PROBLEM TO SOLVE
Pictures in the data below are not part of the copy; transcribe everything else exactly.

* START DATA ENTRIES *

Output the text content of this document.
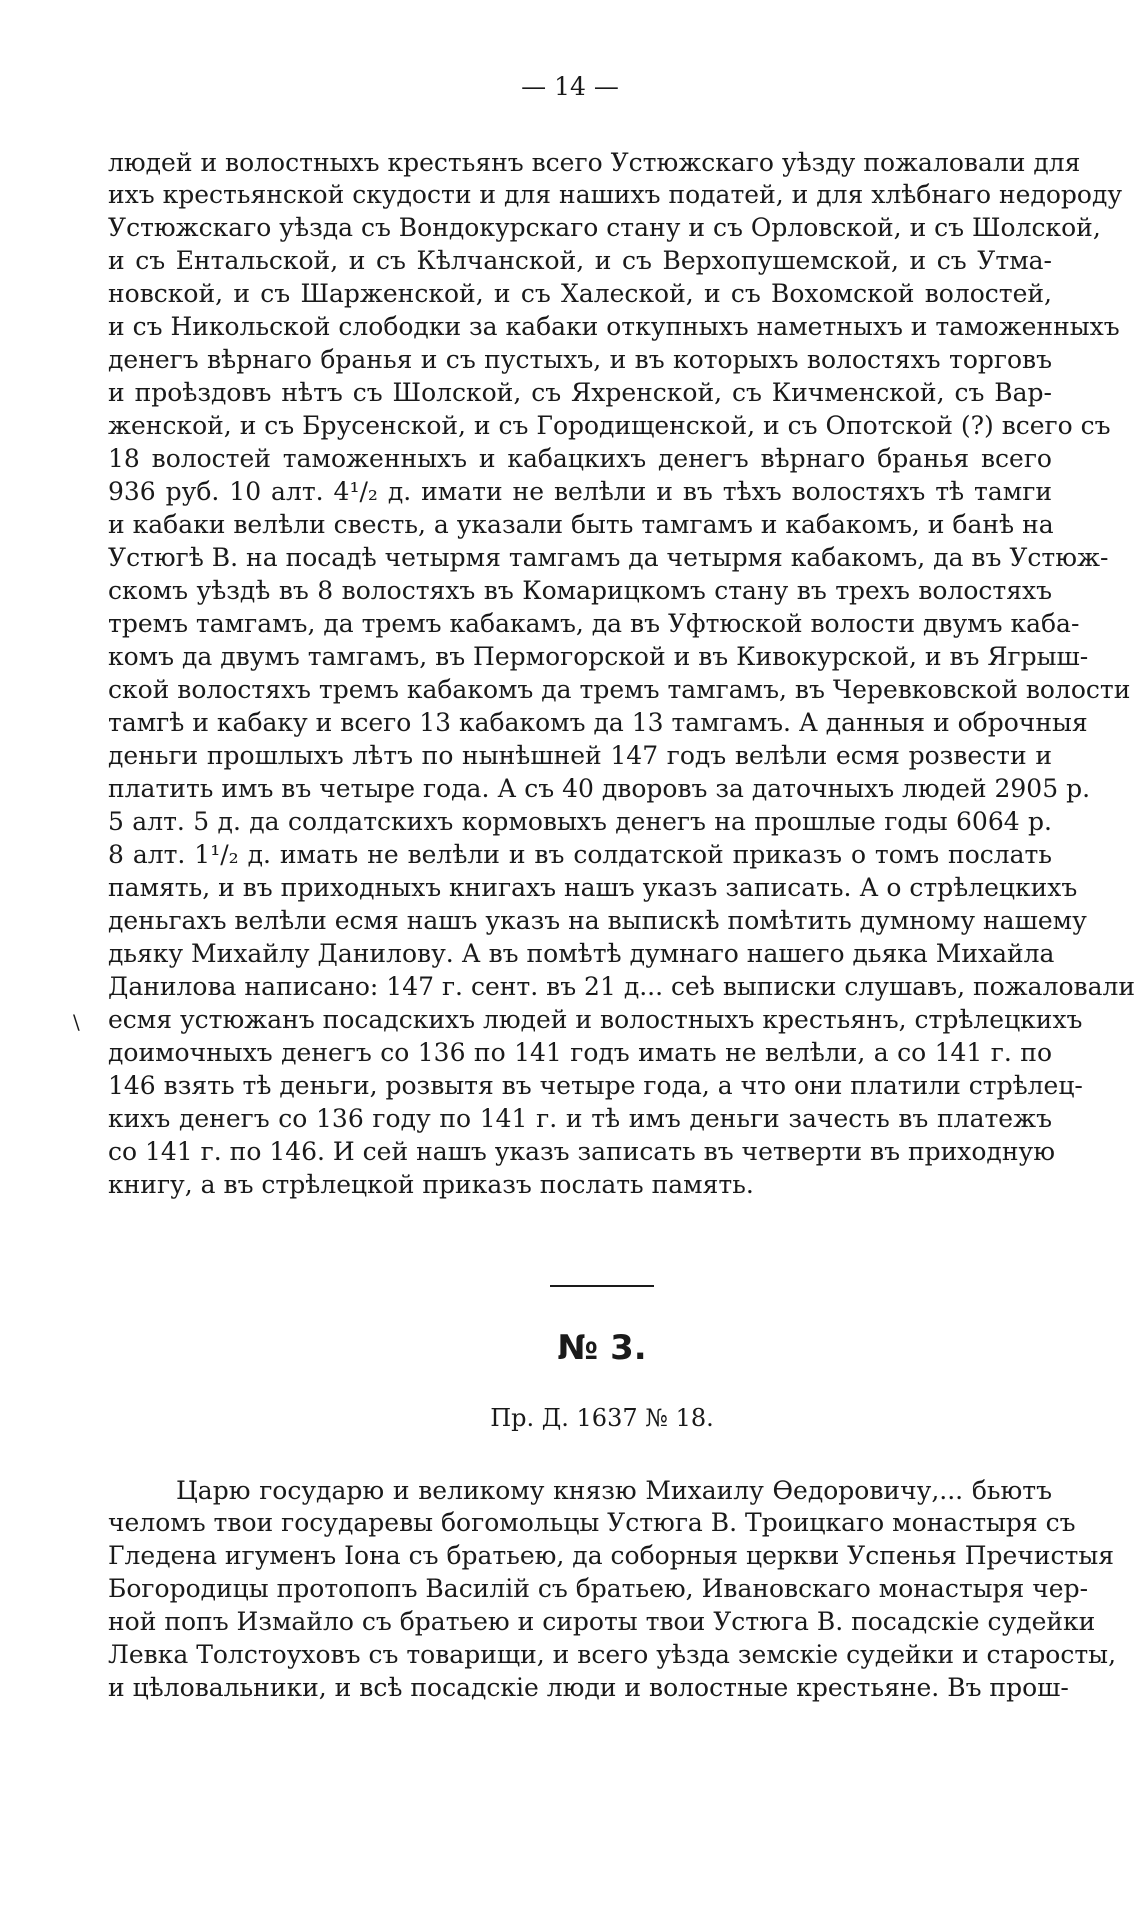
— 14 —
людей и волостныхъ крестьянъ всего Устюжскаго уѣзду пожаловали для
ихъ крестьянской скудости и для нашихъ податей, и для хлѣбнаго недороду
Устюжскаго уѣзда съ Вондокурскаго стану и съ Орловской, и съ Шолской,
и съ Ентальской, и съ Кѣлчанской, и съ Верхопушемской, и съ Утма-
новской, и съ Шарженской, и съ Халеской, и съ Вохомской волостей,
и съ Никольской слободки за кабаки откупныхъ наметныхъ и таможенныхъ
денегъ вѣрнаго бранья и съ пустыхъ, и въ которыхъ волостяхъ торговъ
и проѣздовъ нѣтъ съ Шолской, съ Яхренской, съ Кичменской, съ Вар-
женской, и съ Брусенской, и съ Городищенской, и съ Опотской (?) всего съ
18 волостей таможенныхъ и кабацкихъ денегъ вѣрнаго бранья всего
936 руб. 10 алт. 4¹/₂ д. имати не велѣли и въ тѣхъ волостяхъ тѣ тамги
и кабаки велѣли свесть, а указали быть тамгамъ и кабакомъ, и банѣ на
Устюгѣ В. на посадѣ четырмя тамгамъ да четырмя кабакомъ, да въ Устюж-
скомъ уѣздѣ въ 8 волостяхъ въ Комарицкомъ стану въ трехъ волостяхъ
тремъ тамгамъ, да тремъ кабакамъ, да въ Уфтюской волости двумъ каба-
комъ да двумъ тамгамъ, въ Пермогорской и въ Кивокурской, и въ Ягрыш-
ской волостяхъ тремъ кабакомъ да тремъ тамгамъ, въ Черевковской волости
тамгѣ и кабаку и всего 13 кабакомъ да 13 тамгамъ. А данныя и оброчныя
деньги прошлыхъ лѣтъ по нынѣшней 147 годъ велѣли есмя розвести и
платить имъ въ четыре года. А съ 40 дворовъ за даточныхъ людей 2905 р.
5 алт. 5 д. да солдатскихъ кормовыхъ денегъ на прошлые годы 6064 р.
8 алт. 1¹/₂ д. имать не велѣли и въ солдатской приказъ о томъ послать
память, и въ приходныхъ книгахъ нашъ указъ записать. А о стрѣлецкихъ
деньгахъ велѣли есмя нашъ указъ на выпискѣ помѣтить думному нашему
дьяку Михайлу Данилову. А въ помѣтѣ думнаго нашего дьяка Михайла
Данилова написано: 147 г. сент. въ 21 д... сеѣ выписки слушавъ, пожаловали
есмя устюжанъ посадскихъ людей и волостныхъ крестьянъ, стрѣлецкихъ
доимочныхъ денегъ со 136 по 141 годъ имать не велѣли, а со 141 г. по
146 взять тѣ деньги, розвытя въ четыре года, а что они платили стрѣлец-
кихъ денегъ со 136 году по 141 г. и тѣ имъ деньги зачесть въ платежъ
со 141 г. по 146. И сей нашъ указъ записать въ четверти въ приходную
книгу, а въ стрѣлецкой приказъ послать память.
\
№ 3.
Пр. Д. 1637 № 18.
Царю государю и великому князю Михаилу Ѳедоровичу,... бьютъ
челомъ твои государевы богомольцы Устюга В. Троицкаго монастыря съ
Гледена игуменъ Іона съ братьею, да соборныя церкви Успенья Пречистыя
Богородицы протопопъ Василій съ братьею, Ивановскаго монастыря чер-
ной попъ Измайло съ братьею и сироты твои Устюга В. посадскіе судейки
Левка Толстоуховъ съ товарищи, и всего уѣзда земскіе судейки и старосты,
и цѣловальники, и всѣ посадскіе люди и волостные крестьяне. Въ прош-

* END DATA ENTRIES *

EXERCISE SOLUTION
Output the text content of this document.
— 14 —
людей и волостныхъ крестьянъ всего Устюжскаго уѣзду пожаловали для
ихъ крестьянской скудости и для нашихъ податей, и для хлѣбнаго недороду
Устюжскаго уѣзда съ Вондокурскаго стану и съ Орловской, и съ Шолской,
и съ Ентальской, и съ Кѣлчанской, и съ Верхопушемской, и съ Утма-
новской, и съ Шарженской, и съ Халеской, и съ Вохомской волостей,
и съ Никольской слободки за кабаки откупныхъ наметныхъ и таможенныхъ
денегъ вѣрнаго бранья и съ пустыхъ, и въ которыхъ волостяхъ торговъ
и проѣздовъ нѣтъ съ Шолской, съ Яхренской, съ Кичменской, съ Вар-
женской, и съ Брусенской, и съ Городищенской, и съ Опотской (?) всего съ
18 волостей таможенныхъ и кабацкихъ денегъ вѣрнаго бранья всего
936 руб. 10 алт. 4¹/₂ д. имати не велѣли и въ тѣхъ волостяхъ тѣ тамги
и кабаки велѣли свесть, а указали быть тамгамъ и кабакомъ, и банѣ на
Устюгѣ В. на посадѣ четырмя тамгамъ да четырмя кабакомъ, да въ Устюж-
скомъ уѣздѣ въ 8 волостяхъ въ Комарицкомъ стану въ трехъ волостяхъ
тремъ тамгамъ, да тремъ кабакамъ, да въ Уфтюской волости двумъ каба-
комъ да двумъ тамгамъ, въ Пермогорской и въ Кивокурской, и въ Ягрыш-
ской волостяхъ тремъ кабакомъ да тремъ тамгамъ, въ Черевковской волости
тамгѣ и кабаку и всего 13 кабакомъ да 13 тамгамъ. А данныя и оброчныя
деньги прошлыхъ лѣтъ по нынѣшней 147 годъ велѣли есмя розвести и
платить имъ въ четыре года. А съ 40 дворовъ за даточныхъ людей 2905 р.
5 алт. 5 д. да солдатскихъ кормовыхъ денегъ на прошлые годы 6064 р.
8 алт. 1¹/₂ д. имать не велѣли и въ солдатской приказъ о томъ послать
память, и въ приходныхъ книгахъ нашъ указъ записать. А о стрѣлецкихъ
деньгахъ велѣли есмя нашъ указъ на выпискѣ помѣтить думному нашему
дьяку Михайлу Данилову. А въ помѣтѣ думнаго нашего дьяка Михайла
Данилова написано: 147 г. сент. въ 21 д... сеѣ выписки слушавъ, пожаловали
есмя устюжанъ посадскихъ людей и волостныхъ крестьянъ, стрѣлецкихъ
доимочныхъ денегъ со 136 по 141 годъ имать не велѣли, а со 141 г. по
146 взять тѣ деньги, розвытя въ четыре года, а что они платили стрѣлец-
кихъ денегъ со 136 году по 141 г. и тѣ имъ деньги зачесть въ платежъ
со 141 г. по 146. И сей нашъ указъ записать въ четверти въ приходную
книгу, а въ стрѣлецкой приказъ послать память.
\
№ 3.
Пр. Д. 1637 № 18.
Царю государю и великому князю Михаилу Ѳедоровичу,... бьютъ
челомъ твои государевы богомольцы Устюга В. Троицкаго монастыря съ
Гледена игуменъ Іона съ братьею, да соборныя церкви Успенья Пречистыя
Богородицы протопопъ Василій съ братьею, Ивановскаго монастыря чер-
ной попъ Измайло съ братьею и сироты твои Устюга В. посадскіе судейки
Левка Толстоуховъ съ товарищи, и всего уѣзда земскіе судейки и старосты,
и цѣловальники, и всѣ посадскіе люди и волостные крестьяне. Въ прош-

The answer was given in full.